Description of the task:
Can you print the data exactly and leave out each image?

* begin Material provided *

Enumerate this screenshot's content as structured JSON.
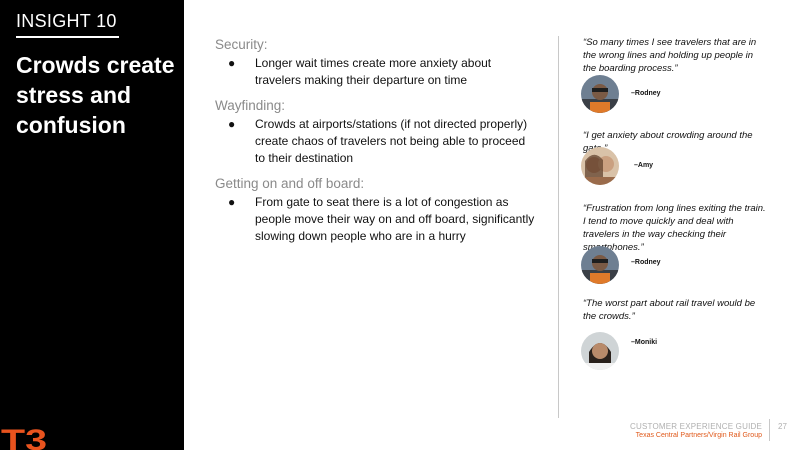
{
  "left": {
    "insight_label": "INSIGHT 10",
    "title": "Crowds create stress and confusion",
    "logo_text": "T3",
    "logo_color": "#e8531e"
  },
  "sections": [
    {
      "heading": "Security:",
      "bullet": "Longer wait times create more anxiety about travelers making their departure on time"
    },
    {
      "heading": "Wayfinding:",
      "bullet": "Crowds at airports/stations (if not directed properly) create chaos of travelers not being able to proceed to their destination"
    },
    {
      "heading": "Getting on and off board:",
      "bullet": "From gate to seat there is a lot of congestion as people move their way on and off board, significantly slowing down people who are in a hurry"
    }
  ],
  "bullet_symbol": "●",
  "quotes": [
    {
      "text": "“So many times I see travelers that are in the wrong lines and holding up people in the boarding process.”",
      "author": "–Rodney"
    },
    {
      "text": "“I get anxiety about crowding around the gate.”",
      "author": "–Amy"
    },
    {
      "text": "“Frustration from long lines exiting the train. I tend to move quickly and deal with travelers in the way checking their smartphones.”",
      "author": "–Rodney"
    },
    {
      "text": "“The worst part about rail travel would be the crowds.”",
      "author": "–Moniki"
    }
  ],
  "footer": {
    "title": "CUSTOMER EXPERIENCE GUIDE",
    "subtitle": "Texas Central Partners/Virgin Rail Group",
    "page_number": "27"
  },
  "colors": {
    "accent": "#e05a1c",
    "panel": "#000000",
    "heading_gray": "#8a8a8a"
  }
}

* end Material provided *

Written answer:
Enumerate this screenshot's content as structured JSON.
{
  "left": {
    "insight_label": "INSIGHT 10",
    "title": "Crowds create stress and confusion",
    "logo_text": "T3",
    "logo_color": "#e8531e"
  },
  "sections": [
    {
      "heading": "Security:",
      "bullet": "Longer wait times create more anxiety about travelers making their departure on time"
    },
    {
      "heading": "Wayfinding:",
      "bullet": "Crowds at airports/stations (if not directed properly) create chaos of travelers not being able to proceed to their destination"
    },
    {
      "heading": "Getting on and off board:",
      "bullet": "From gate to seat there is a lot of congestion as people move their way on and off board, significantly slowing down people who are in a hurry"
    }
  ],
  "bullet_symbol": "●",
  "quotes": [
    {
      "text": "“So many times I see travelers that are in the wrong lines and holding up people in the boarding process.”",
      "author": "–Rodney"
    },
    {
      "text": "“I get anxiety about crowding around the gate.”",
      "author": "–Amy"
    },
    {
      "text": "“Frustration from long lines exiting the train. I tend to move quickly and deal with travelers in the way checking their smartphones.”",
      "author": "–Rodney"
    },
    {
      "text": "“The worst part about rail travel would be the crowds.”",
      "author": "–Moniki"
    }
  ],
  "footer": {
    "title": "CUSTOMER EXPERIENCE GUIDE",
    "subtitle": "Texas Central Partners/Virgin Rail Group",
    "page_number": "27"
  },
  "colors": {
    "accent": "#e05a1c",
    "panel": "#000000",
    "heading_gray": "#8a8a8a"
  }
}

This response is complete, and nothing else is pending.